GOAL → Set down all of the data that follows word for word, without the images.
--- Start DATA TO USE ---
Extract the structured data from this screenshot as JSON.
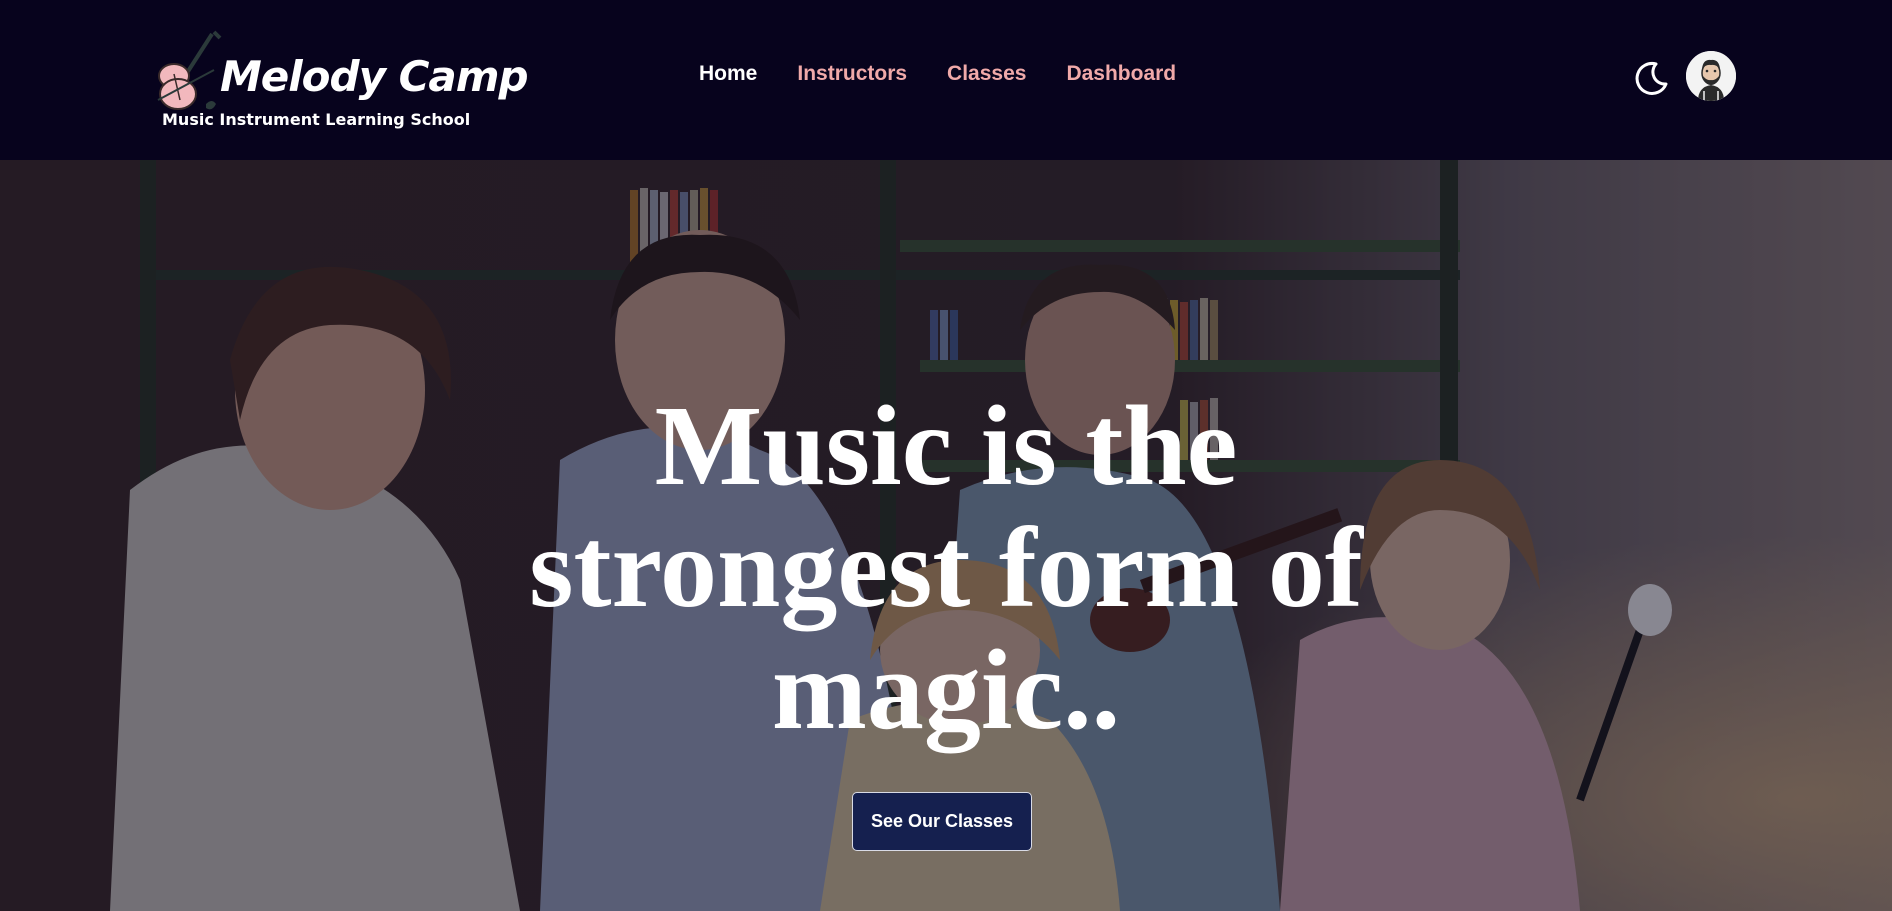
{
  "brand": {
    "name": "Melody Camp",
    "tagline": "Music Instrument Learning School"
  },
  "nav": {
    "items": [
      {
        "label": "Home",
        "active": true
      },
      {
        "label": "Instructors",
        "active": false
      },
      {
        "label": "Classes",
        "active": false
      },
      {
        "label": "Dashboard",
        "active": false
      }
    ]
  },
  "header_actions": {
    "theme_icon": "moon-icon",
    "avatar_icon": "user-avatar"
  },
  "hero": {
    "title": "Music is the strongest form of magic..",
    "cta_label": "See Our Classes"
  },
  "colors": {
    "navbar_bg": "#07031d",
    "nav_link": "#f0a9a9",
    "nav_active": "#ffffff",
    "cta_bg": "#15204f"
  }
}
--- End DATA TO USE ---
CORRECT OUTPUT →
Extract the structured data from this screenshot as JSON.
{
  "brand": {
    "name": "Melody Camp",
    "tagline": "Music Instrument Learning School"
  },
  "nav": {
    "items": [
      {
        "label": "Home",
        "active": true
      },
      {
        "label": "Instructors",
        "active": false
      },
      {
        "label": "Classes",
        "active": false
      },
      {
        "label": "Dashboard",
        "active": false
      }
    ]
  },
  "header_actions": {
    "theme_icon": "moon-icon",
    "avatar_icon": "user-avatar"
  },
  "hero": {
    "title": "Music is the strongest form of magic..",
    "cta_label": "See Our Classes"
  },
  "colors": {
    "navbar_bg": "#07031d",
    "nav_link": "#f0a9a9",
    "nav_active": "#ffffff",
    "cta_bg": "#15204f"
  }
}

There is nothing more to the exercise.